**INPUT FOR THIS TASK**:
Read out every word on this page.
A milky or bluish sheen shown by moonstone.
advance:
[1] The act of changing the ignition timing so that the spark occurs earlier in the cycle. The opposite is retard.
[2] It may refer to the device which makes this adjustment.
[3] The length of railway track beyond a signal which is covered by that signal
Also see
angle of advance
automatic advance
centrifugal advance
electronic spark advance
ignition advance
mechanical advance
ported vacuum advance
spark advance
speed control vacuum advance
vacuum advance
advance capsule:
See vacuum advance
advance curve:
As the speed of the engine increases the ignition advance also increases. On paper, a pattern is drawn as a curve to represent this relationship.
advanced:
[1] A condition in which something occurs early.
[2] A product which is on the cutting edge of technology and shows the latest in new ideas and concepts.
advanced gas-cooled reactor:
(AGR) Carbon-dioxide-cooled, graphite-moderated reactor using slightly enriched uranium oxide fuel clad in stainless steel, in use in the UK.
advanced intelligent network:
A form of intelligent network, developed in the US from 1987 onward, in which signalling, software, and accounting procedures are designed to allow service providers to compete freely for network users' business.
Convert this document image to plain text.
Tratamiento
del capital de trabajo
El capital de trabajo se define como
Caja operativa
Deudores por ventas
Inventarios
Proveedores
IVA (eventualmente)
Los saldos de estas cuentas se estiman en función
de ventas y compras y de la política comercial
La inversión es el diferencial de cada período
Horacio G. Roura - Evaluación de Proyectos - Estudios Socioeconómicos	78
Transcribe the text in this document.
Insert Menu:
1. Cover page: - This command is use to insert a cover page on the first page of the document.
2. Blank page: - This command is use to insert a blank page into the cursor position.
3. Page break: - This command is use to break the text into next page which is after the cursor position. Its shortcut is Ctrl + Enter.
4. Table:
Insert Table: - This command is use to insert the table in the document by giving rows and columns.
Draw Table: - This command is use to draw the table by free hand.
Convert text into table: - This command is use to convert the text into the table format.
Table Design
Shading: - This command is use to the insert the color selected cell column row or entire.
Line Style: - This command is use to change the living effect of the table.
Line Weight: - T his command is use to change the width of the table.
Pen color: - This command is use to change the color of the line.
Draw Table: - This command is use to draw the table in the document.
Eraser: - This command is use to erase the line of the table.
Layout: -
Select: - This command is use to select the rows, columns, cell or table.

**INSTRUCTIONS TO FOLLOW**:
Copy each line that contains the word "network".

**ANSWER IN FULL**:
advanced intelligent network:
A form of intelligent network, developed in the US from 1987 onward, in which signalling, software, and accounting procedures are designed to allow service providers to compete freely for network users' business.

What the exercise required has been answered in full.